* [WHAT YOU HAVE TO DO]:
All of the data needs to be repeated exactly.
***
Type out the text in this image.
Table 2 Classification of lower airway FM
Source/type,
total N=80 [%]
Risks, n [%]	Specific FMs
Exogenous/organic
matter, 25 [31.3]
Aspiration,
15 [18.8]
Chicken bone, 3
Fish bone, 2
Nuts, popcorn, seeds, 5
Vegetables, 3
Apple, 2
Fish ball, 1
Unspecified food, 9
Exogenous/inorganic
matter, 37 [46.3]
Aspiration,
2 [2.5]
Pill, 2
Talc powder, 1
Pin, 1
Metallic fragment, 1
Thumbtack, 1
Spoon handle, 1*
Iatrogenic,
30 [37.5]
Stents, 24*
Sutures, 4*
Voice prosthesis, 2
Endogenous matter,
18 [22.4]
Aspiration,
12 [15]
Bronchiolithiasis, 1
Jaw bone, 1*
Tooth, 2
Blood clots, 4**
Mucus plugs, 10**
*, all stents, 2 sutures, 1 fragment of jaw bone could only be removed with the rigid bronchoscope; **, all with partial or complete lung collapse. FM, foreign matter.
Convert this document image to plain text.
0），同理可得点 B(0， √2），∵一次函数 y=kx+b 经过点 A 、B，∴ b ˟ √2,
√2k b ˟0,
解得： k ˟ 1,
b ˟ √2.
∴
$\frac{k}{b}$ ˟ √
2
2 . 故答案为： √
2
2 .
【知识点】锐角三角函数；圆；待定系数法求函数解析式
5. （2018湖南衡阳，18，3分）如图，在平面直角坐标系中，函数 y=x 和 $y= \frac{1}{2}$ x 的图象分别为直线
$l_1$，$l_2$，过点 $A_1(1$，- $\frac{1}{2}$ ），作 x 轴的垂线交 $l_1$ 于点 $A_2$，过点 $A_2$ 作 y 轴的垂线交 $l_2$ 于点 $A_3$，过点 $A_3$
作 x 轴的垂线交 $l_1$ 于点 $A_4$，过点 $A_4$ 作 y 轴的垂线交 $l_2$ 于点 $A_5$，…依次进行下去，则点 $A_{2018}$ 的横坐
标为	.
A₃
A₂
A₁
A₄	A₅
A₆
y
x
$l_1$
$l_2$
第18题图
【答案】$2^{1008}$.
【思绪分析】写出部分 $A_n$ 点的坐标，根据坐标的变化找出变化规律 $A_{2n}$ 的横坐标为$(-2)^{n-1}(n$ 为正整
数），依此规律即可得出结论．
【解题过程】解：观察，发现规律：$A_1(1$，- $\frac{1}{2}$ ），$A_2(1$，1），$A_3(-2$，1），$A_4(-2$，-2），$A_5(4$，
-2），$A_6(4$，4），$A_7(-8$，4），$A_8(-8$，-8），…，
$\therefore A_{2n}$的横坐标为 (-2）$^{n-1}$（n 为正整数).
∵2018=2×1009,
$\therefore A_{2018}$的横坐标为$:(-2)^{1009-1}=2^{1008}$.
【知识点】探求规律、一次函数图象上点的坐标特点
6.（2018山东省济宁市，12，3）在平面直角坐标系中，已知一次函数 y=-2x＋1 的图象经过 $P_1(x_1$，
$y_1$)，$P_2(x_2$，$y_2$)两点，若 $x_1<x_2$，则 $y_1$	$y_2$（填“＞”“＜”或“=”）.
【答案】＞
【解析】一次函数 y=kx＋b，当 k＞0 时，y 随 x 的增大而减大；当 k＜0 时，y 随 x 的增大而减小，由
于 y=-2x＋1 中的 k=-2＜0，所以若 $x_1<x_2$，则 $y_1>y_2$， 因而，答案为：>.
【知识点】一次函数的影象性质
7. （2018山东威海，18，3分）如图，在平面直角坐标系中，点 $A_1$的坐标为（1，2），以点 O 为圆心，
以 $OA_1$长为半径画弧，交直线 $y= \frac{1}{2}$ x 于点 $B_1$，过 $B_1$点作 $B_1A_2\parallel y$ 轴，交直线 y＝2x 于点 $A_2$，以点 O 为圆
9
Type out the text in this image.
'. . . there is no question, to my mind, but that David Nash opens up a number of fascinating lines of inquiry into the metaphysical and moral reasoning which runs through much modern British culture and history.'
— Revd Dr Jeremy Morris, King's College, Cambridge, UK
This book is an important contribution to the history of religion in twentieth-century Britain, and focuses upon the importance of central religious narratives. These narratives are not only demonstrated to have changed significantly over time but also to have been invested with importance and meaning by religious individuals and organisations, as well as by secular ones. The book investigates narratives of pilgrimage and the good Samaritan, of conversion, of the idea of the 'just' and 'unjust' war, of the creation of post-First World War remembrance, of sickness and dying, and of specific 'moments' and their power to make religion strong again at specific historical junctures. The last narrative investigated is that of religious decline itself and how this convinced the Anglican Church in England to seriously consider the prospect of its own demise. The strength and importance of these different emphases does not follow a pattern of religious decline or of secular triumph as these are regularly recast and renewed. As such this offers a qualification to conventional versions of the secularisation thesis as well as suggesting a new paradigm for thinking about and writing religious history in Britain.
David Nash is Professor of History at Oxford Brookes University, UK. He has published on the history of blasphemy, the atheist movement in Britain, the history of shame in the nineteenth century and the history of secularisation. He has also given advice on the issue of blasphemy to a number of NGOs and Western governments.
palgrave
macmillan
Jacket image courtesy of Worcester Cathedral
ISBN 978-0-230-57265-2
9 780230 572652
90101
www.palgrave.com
***
* [WRITTEN ANSWER]:
Type out the text in this image.
Table 2 Classification of lower airway FM
Source/type,
total N=80 [%]
Risks, n [%]	Specific FMs
Exogenous/organic
matter, 25 [31.3]
Aspiration,
15 [18.8]
Chicken bone, 3
Fish bone, 2
Nuts, popcorn, seeds, 5
Vegetables, 3
Apple, 2
Fish ball, 1
Unspecified food, 9
Exogenous/inorganic
matter, 37 [46.3]
Aspiration,
2 [2.5]
Pill, 2
Talc powder, 1
Pin, 1
Metallic fragment, 1
Thumbtack, 1
Spoon handle, 1*
Iatrogenic,
30 [37.5]
Stents, 24*
Sutures, 4*
Voice prosthesis, 2
Endogenous matter,
18 [22.4]
Aspiration,
12 [15]
Bronchiolithiasis, 1
Jaw bone, 1*
Tooth, 2
Blood clots, 4**
Mucus plugs, 10**
*, all stents, 2 sutures, 1 fragment of jaw bone could only be removed with the rigid bronchoscope; **, all with partial or complete lung collapse. FM, foreign matter.
Convert this document image to plain text.
0），同理可得点 B(0， √2），∵一次函数 y=kx+b 经过点 A 、B，∴ b ˟ √2,
√2k b ˟0,
解得： k ˟ 1,
b ˟ √2.
∴
$\frac{k}{b}$ ˟ √
2
2 . 故答案为： √
2
2 .
【知识点】锐角三角函数；圆；待定系数法求函数解析式
5. （2018湖南衡阳，18，3分）如图，在平面直角坐标系中，函数 y=x 和 $y= \frac{1}{2}$ x 的图象分别为直线
$l_1$，$l_2$，过点 $A_1(1$，- $\frac{1}{2}$ ），作 x 轴的垂线交 $l_1$ 于点 $A_2$，过点 $A_2$ 作 y 轴的垂线交 $l_2$ 于点 $A_3$，过点 $A_3$
作 x 轴的垂线交 $l_1$ 于点 $A_4$，过点 $A_4$ 作 y 轴的垂线交 $l_2$ 于点 $A_5$，…依次进行下去，则点 $A_{2018}$ 的横坐
标为	.
A₃
A₂
A₁
A₄	A₅
A₆
y
x
$l_1$
$l_2$
第18题图
【答案】$2^{1008}$.
【思绪分析】写出部分 $A_n$ 点的坐标，根据坐标的变化找出变化规律 $A_{2n}$ 的横坐标为$(-2)^{n-1}(n$ 为正整
数），依此规律即可得出结论．
【解题过程】解：观察，发现规律：$A_1(1$，- $\frac{1}{2}$ ），$A_2(1$，1），$A_3(-2$，1），$A_4(-2$，-2），$A_5(4$，
-2），$A_6(4$，4），$A_7(-8$，4），$A_8(-8$，-8），…，
$\therefore A_{2n}$的横坐标为 (-2）$^{n-1}$（n 为正整数).
∵2018=2×1009,
$\therefore A_{2018}$的横坐标为$:(-2)^{1009-1}=2^{1008}$.
【知识点】探求规律、一次函数图象上点的坐标特点
6.（2018山东省济宁市，12，3）在平面直角坐标系中，已知一次函数 y=-2x＋1 的图象经过 $P_1(x_1$，
$y_1$)，$P_2(x_2$，$y_2$)两点，若 $x_1<x_2$，则 $y_1$	$y_2$（填“＞”“＜”或“=”）.
【答案】＞
【解析】一次函数 y=kx＋b，当 k＞0 时，y 随 x 的增大而减大；当 k＜0 时，y 随 x 的增大而减小，由
于 y=-2x＋1 中的 k=-2＜0，所以若 $x_1<x_2$，则 $y_1>y_2$， 因而，答案为：>.
【知识点】一次函数的影象性质
7. （2018山东威海，18，3分）如图，在平面直角坐标系中，点 $A_1$的坐标为（1，2），以点 O 为圆心，
以 $OA_1$长为半径画弧，交直线 $y= \frac{1}{2}$ x 于点 $B_1$，过 $B_1$点作 $B_1A_2\parallel y$ 轴，交直线 y＝2x 于点 $A_2$，以点 O 为圆
9
Type out the text in this image.
'. . . there is no question, to my mind, but that David Nash opens up a number of fascinating lines of inquiry into the metaphysical and moral reasoning which runs through much modern British culture and history.'
— Revd Dr Jeremy Morris, King's College, Cambridge, UK
This book is an important contribution to the history of religion in twentieth-century Britain, and focuses upon the importance of central religious narratives. These narratives are not only demonstrated to have changed significantly over time but also to have been invested with importance and meaning by religious individuals and organisations, as well as by secular ones. The book investigates narratives of pilgrimage and the good Samaritan, of conversion, of the idea of the 'just' and 'unjust' war, of the creation of post-First World War remembrance, of sickness and dying, and of specific 'moments' and their power to make religion strong again at specific historical junctures. The last narrative investigated is that of religious decline itself and how this convinced the Anglican Church in England to seriously consider the prospect of its own demise. The strength and importance of these different emphases does not follow a pattern of religious decline or of secular triumph as these are regularly recast and renewed. As such this offers a qualification to conventional versions of the secularisation thesis as well as suggesting a new paradigm for thinking about and writing religious history in Britain.
David Nash is Professor of History at Oxford Brookes University, UK. He has published on the history of blasphemy, the atheist movement in Britain, the history of shame in the nineteenth century and the history of secularisation. He has also given advice on the issue of blasphemy to a number of NGOs and Western governments.
palgrave
macmillan
Jacket image courtesy of Worcester Cathedral
ISBN 978-0-230-57265-2
9 780230 572652
90101
www.palgrave.com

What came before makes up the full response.